__Short problem__. Return every record below exactly as written, omitting any pictures.

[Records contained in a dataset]

— Begin —

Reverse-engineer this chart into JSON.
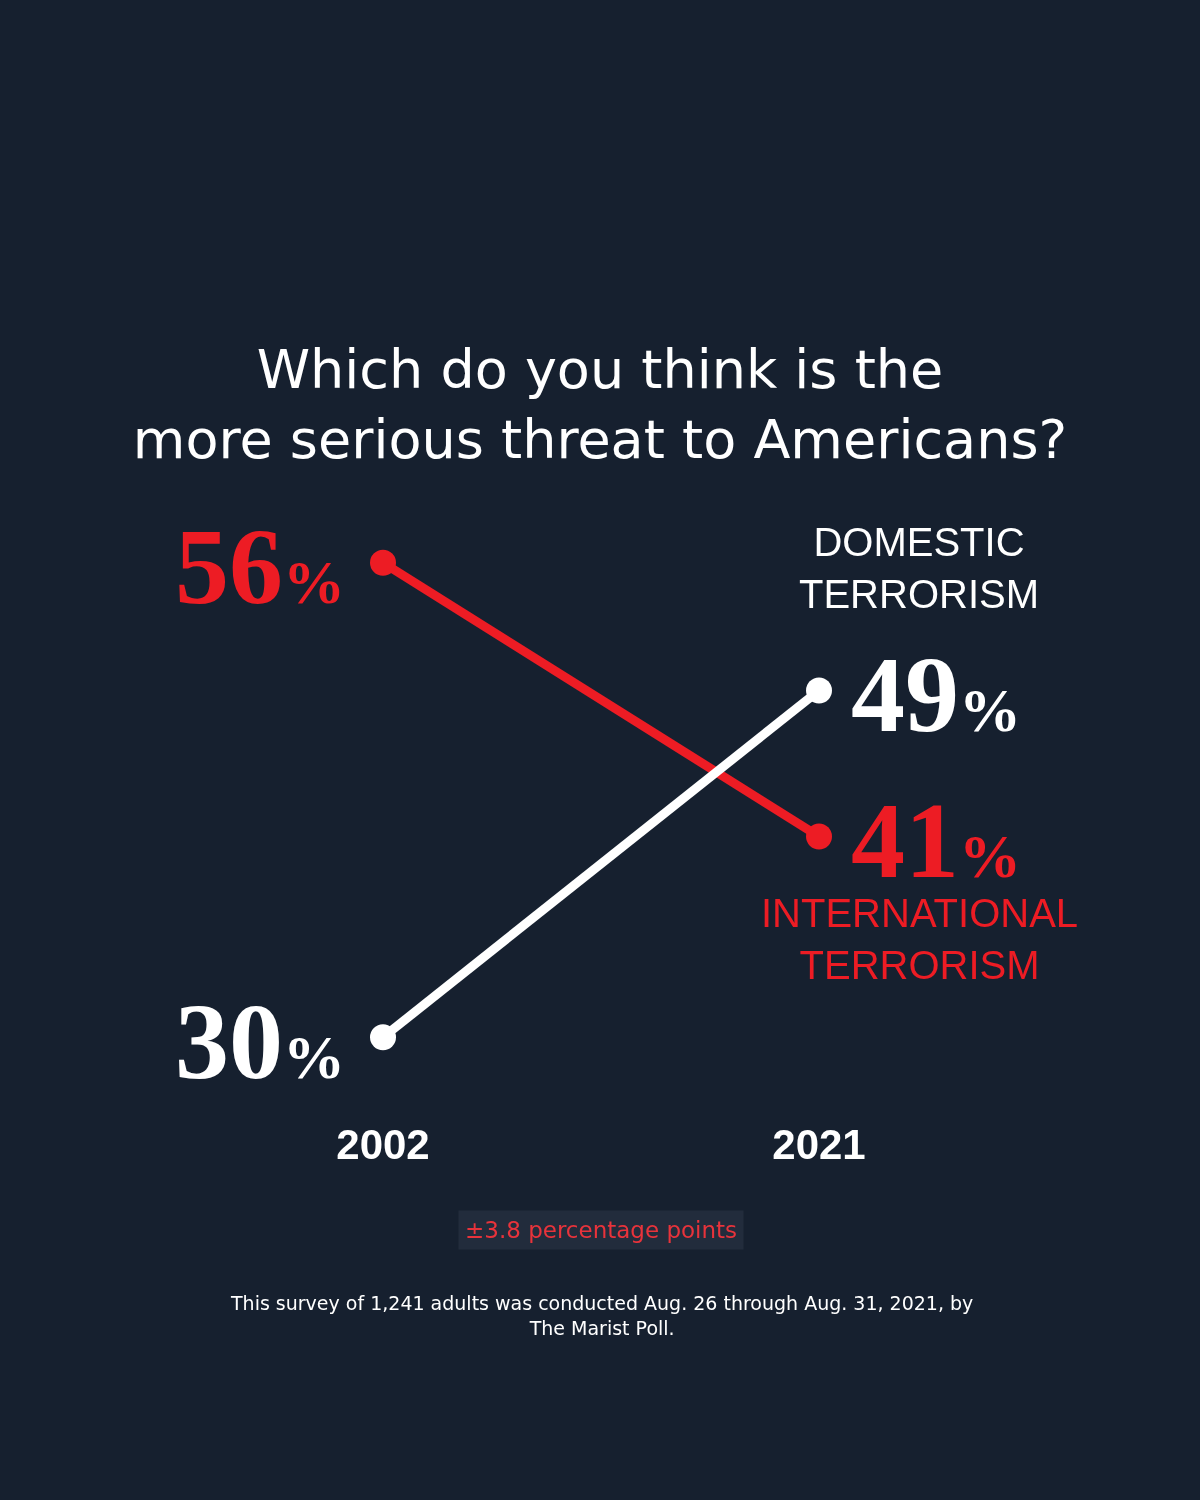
{
  "chart_data": {
    "type": "line",
    "title": "Which do you think is the\nmore serious threat to Americans?",
    "categories": [
      "2002",
      "2021"
    ],
    "series": [
      {
        "name": "INTERNATIONAL\nTERRORISM",
        "color": "#ed1c24",
        "values": [
          56,
          41
        ],
        "value_labels": [
          "56%",
          "41%"
        ]
      },
      {
        "name": "DOMESTIC\nTERRORISM",
        "color": "#ffffff",
        "values": [
          30,
          49
        ],
        "value_labels": [
          "30%",
          "49%"
        ]
      }
    ],
    "annotations": [
      "±3.8 percentage points",
      "This survey of 1,241 adults was conducted Aug. 26 through Aug. 31, 2021, by\nThe Marist Poll."
    ],
    "legend": false,
    "grid": false,
    "marker": "circle",
    "line_style": "solid",
    "tick_labels": "x"
  }
}
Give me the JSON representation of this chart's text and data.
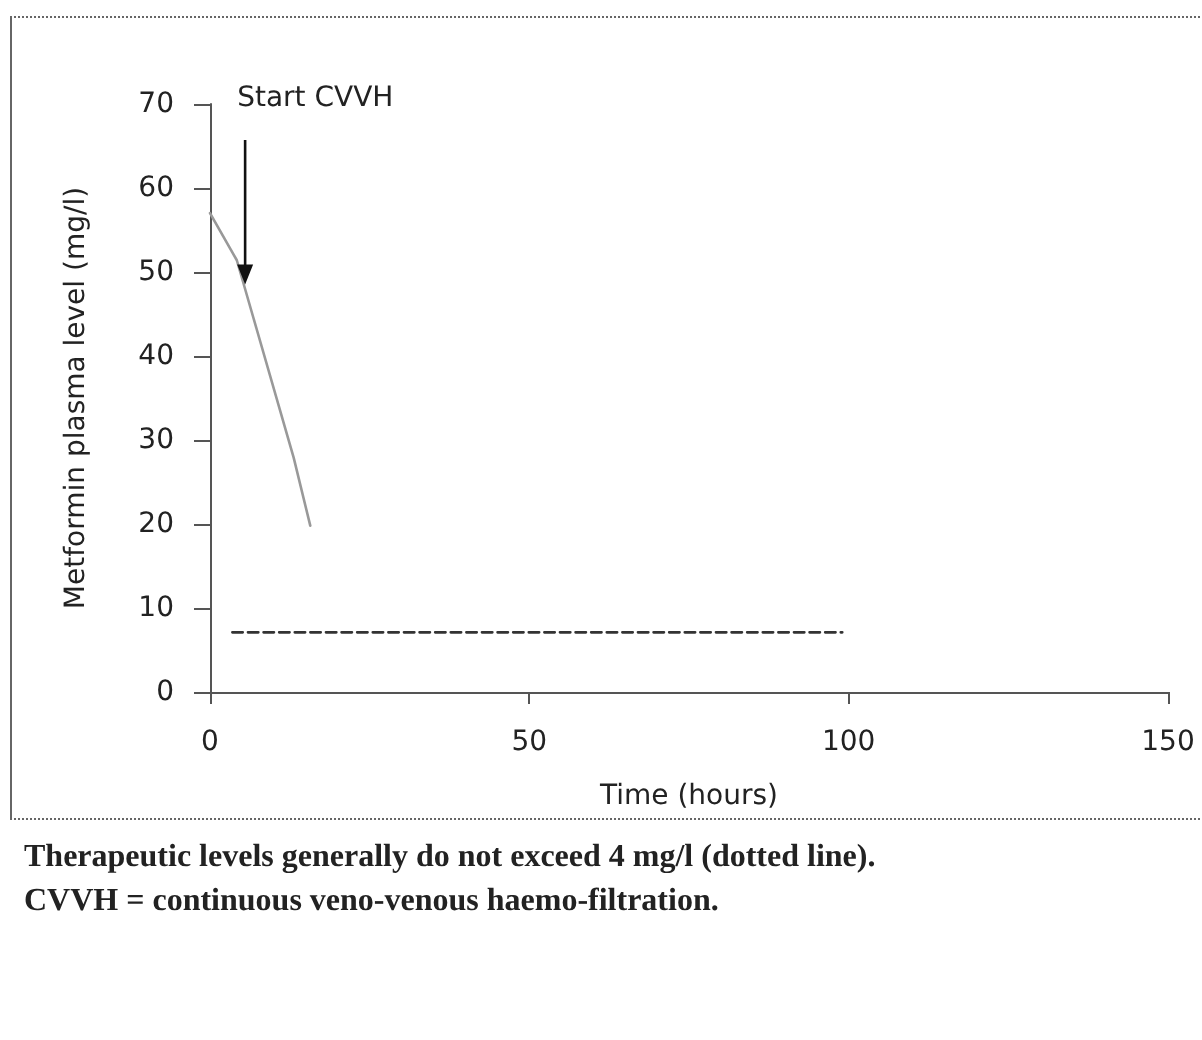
{
  "chart_data": {
    "type": "line",
    "xlabel": "Time (hours)",
    "ylabel": "Metformin plasma level (mg/l)",
    "xlim": [
      0,
      150
    ],
    "xticks": [
      0,
      50,
      100,
      150
    ],
    "ylim": [
      0,
      70
    ],
    "yticks": [
      0,
      10,
      20,
      30,
      40,
      50,
      60,
      70
    ],
    "grid": false,
    "marker": "none",
    "series": [
      {
        "color": "#999999",
        "x": [
          0,
          4.2,
          13.1,
          15.7
        ],
        "values": [
          57,
          51.4,
          27.9,
          19.8
        ],
        "line_style": "solid"
      },
      {
        "color": "#333333",
        "x": [
          3.5,
          99
        ],
        "values": [
          7.1,
          7.1
        ],
        "line_style": "dashed"
      }
    ],
    "annotations": [
      {
        "text": "Start CVVH",
        "x": 5.5,
        "y": 48.5
      },
      "Therapeutic levels generally do not exceed 4 mg/l (dotted line).",
      "CVVH = continuous veno-venous haemo-filtration."
    ]
  }
}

— End —

__Problem solution__.
Reverse-engineer this chart into JSON.
{
  "chart_data": {
    "type": "line",
    "title": "Which do you think is the\nmore serious threat to Americans?",
    "categories": [
      "2002",
      "2021"
    ],
    "series": [
      {
        "name": "INTERNATIONAL\nTERRORISM",
        "color": "#ed1c24",
        "values": [
          56,
          41
        ],
        "value_labels": [
          "56%",
          "41%"
        ]
      },
      {
        "name": "DOMESTIC\nTERRORISM",
        "color": "#ffffff",
        "values": [
          30,
          49
        ],
        "value_labels": [
          "30%",
          "49%"
        ]
      }
    ],
    "annotations": [
      "±3.8 percentage points",
      "This survey of 1,241 adults was conducted Aug. 26 through Aug. 31, 2021, by\nThe Marist Poll."
    ],
    "legend": false,
    "grid": false,
    "marker": "circle",
    "line_style": "solid",
    "tick_labels": "x"
  }
}
Give me the JSON representation of this chart's text and data.
{
  "chart_data": {
    "type": "line",
    "xlabel": "Time (hours)",
    "ylabel": "Metformin plasma level (mg/l)",
    "xlim": [
      0,
      150
    ],
    "xticks": [
      0,
      50,
      100,
      150
    ],
    "ylim": [
      0,
      70
    ],
    "yticks": [
      0,
      10,
      20,
      30,
      40,
      50,
      60,
      70
    ],
    "grid": false,
    "marker": "none",
    "series": [
      {
        "color": "#999999",
        "x": [
          0,
          4.2,
          13.1,
          15.7
        ],
        "values": [
          57,
          51.4,
          27.9,
          19.8
        ],
        "line_style": "solid"
      },
      {
        "color": "#333333",
        "x": [
          3.5,
          99
        ],
        "values": [
          7.1,
          7.1
        ],
        "line_style": "dashed"
      }
    ],
    "annotations": [
      {
        "text": "Start CVVH",
        "x": 5.5,
        "y": 48.5
      },
      "Therapeutic levels generally do not exceed 4 mg/l (dotted line).",
      "CVVH = continuous veno-venous haemo-filtration."
    ]
  }
}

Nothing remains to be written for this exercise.